» Problem description
Transcribe every line exactly and omit anything that is a picture.

» Information supplied
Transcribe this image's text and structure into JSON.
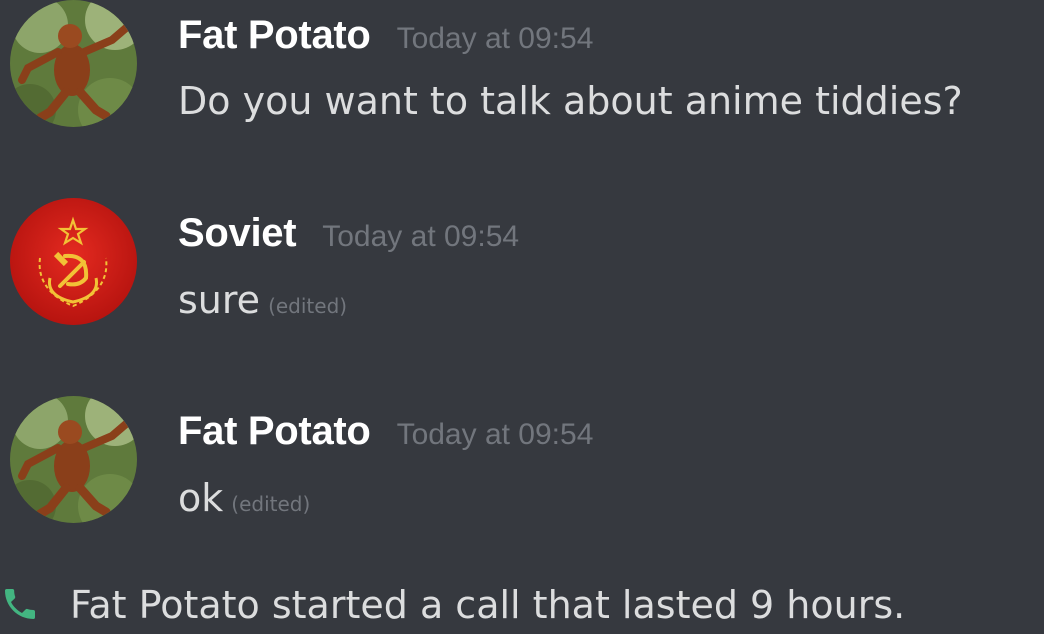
{
  "colors": {
    "background": "#36393f",
    "username": "#ffffff",
    "message_text": "#dcddde",
    "timestamp": "#72767d",
    "call_icon": "#43b581",
    "soviet_red": "#d21a14",
    "soviet_gold": "#f2c236"
  },
  "messages": [
    {
      "avatar_icon": "orangutan-avatar",
      "username": "Fat Potato",
      "timestamp": "Today at 09:54",
      "text": "Do you want to talk about anime tiddies?",
      "edited": ""
    },
    {
      "avatar_icon": "hammer-sickle-avatar",
      "username": "Soviet",
      "timestamp": "Today at 09:54",
      "text": "sure",
      "edited": "(edited)"
    },
    {
      "avatar_icon": "orangutan-avatar",
      "username": "Fat Potato",
      "timestamp": "Today at 09:54",
      "text": "ok",
      "edited": "(edited)"
    }
  ],
  "call_event": {
    "icon": "phone-icon",
    "text": "Fat Potato started a call that lasted 9 hours."
  }
}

» Response
Transcribe this image's text and structure into JSON.
{
  "colors": {
    "background": "#36393f",
    "username": "#ffffff",
    "message_text": "#dcddde",
    "timestamp": "#72767d",
    "call_icon": "#43b581",
    "soviet_red": "#d21a14",
    "soviet_gold": "#f2c236"
  },
  "messages": [
    {
      "avatar_icon": "orangutan-avatar",
      "username": "Fat Potato",
      "timestamp": "Today at 09:54",
      "text": "Do you want to talk about anime tiddies?",
      "edited": ""
    },
    {
      "avatar_icon": "hammer-sickle-avatar",
      "username": "Soviet",
      "timestamp": "Today at 09:54",
      "text": "sure",
      "edited": "(edited)"
    },
    {
      "avatar_icon": "orangutan-avatar",
      "username": "Fat Potato",
      "timestamp": "Today at 09:54",
      "text": "ok",
      "edited": "(edited)"
    }
  ],
  "call_event": {
    "icon": "phone-icon",
    "text": "Fat Potato started a call that lasted 9 hours."
  }
}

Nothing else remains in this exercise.